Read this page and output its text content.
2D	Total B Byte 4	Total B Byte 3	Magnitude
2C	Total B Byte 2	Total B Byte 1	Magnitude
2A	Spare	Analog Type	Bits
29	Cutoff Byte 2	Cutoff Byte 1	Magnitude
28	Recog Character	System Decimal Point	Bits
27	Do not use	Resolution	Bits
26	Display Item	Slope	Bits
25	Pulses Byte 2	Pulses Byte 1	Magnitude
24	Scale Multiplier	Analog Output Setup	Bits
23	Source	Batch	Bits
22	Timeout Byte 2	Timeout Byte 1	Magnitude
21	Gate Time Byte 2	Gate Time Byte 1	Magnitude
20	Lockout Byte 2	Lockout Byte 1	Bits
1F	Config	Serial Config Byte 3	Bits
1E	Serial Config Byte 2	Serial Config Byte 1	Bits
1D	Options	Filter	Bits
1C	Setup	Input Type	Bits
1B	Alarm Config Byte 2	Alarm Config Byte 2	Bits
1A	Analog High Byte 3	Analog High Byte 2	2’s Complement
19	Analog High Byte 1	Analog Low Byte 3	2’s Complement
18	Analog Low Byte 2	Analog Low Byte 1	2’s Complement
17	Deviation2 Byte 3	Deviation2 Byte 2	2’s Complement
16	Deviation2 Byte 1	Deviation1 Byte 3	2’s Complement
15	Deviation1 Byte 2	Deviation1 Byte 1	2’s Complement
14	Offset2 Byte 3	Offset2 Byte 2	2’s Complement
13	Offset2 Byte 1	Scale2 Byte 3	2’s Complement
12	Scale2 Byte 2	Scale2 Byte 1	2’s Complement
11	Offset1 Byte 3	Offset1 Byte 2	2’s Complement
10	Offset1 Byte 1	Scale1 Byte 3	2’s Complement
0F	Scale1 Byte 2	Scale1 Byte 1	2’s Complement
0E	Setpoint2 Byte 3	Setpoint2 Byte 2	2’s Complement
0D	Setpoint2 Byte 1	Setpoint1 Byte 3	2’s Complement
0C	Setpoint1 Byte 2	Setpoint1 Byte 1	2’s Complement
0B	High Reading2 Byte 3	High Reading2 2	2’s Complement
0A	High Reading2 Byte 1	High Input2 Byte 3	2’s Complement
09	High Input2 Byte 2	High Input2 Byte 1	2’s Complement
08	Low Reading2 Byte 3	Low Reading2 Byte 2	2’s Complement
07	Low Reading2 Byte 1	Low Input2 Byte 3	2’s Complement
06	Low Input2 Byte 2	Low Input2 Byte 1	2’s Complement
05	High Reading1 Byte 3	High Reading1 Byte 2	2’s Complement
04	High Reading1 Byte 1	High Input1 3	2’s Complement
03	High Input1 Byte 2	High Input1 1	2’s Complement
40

======

> Work required: Locate all lines that include the word "Serial" and copy them out.

> Result of this exercise:
1F	Config	Serial Config Byte 3	Bits
1E	Serial Config Byte 2	Serial Config Byte 1	Bits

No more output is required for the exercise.